Exercise data:
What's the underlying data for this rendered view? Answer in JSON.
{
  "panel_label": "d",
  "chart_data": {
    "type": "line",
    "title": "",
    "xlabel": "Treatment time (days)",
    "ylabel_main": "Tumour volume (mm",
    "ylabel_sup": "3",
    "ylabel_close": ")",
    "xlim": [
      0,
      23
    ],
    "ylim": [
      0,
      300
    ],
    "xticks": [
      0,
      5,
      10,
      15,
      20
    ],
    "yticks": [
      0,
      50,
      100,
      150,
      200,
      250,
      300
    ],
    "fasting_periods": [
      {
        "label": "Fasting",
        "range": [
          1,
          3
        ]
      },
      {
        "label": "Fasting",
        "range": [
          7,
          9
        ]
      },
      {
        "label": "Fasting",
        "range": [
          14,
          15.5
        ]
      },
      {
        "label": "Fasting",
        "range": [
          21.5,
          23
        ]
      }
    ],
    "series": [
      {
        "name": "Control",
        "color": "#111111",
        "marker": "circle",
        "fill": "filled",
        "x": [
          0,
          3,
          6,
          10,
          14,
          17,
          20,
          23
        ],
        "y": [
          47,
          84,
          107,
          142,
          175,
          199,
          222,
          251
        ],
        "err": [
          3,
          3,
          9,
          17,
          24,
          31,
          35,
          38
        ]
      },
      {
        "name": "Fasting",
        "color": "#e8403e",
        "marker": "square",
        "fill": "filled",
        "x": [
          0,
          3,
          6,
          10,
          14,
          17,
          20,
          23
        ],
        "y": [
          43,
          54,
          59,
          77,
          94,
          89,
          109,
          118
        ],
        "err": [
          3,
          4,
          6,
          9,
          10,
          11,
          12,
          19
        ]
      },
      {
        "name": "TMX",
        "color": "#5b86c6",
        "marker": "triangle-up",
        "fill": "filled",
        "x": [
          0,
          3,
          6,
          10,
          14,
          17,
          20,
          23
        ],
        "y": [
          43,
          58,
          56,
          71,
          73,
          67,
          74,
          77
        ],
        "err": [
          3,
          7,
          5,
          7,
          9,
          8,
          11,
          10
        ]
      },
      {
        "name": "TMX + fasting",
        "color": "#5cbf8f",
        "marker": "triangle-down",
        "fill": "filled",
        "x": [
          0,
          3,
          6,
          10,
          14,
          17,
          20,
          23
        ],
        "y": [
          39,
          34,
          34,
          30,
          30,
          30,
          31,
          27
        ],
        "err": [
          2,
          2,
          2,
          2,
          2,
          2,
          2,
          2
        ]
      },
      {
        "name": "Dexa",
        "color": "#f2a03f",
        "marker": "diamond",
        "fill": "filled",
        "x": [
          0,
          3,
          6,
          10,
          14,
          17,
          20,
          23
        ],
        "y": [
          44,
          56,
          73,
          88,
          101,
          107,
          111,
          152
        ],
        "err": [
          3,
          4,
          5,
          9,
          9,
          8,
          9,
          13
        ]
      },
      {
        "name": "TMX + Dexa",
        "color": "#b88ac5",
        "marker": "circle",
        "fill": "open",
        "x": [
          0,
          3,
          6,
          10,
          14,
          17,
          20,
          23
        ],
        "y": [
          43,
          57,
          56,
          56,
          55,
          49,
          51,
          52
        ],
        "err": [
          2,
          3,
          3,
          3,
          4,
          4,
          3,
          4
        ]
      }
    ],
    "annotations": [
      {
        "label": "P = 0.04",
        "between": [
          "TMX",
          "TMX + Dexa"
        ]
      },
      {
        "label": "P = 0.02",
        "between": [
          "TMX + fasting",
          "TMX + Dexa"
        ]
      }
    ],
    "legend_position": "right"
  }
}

Short exercise: Examine the records and pull out every line where the string "name" occurs.

Solved problem:
        "name": "Control",
        "name": "Fasting",
        "name": "TMX",
        "name": "TMX + fasting",
        "name": "Dexa",
        "name": "TMX + Dexa",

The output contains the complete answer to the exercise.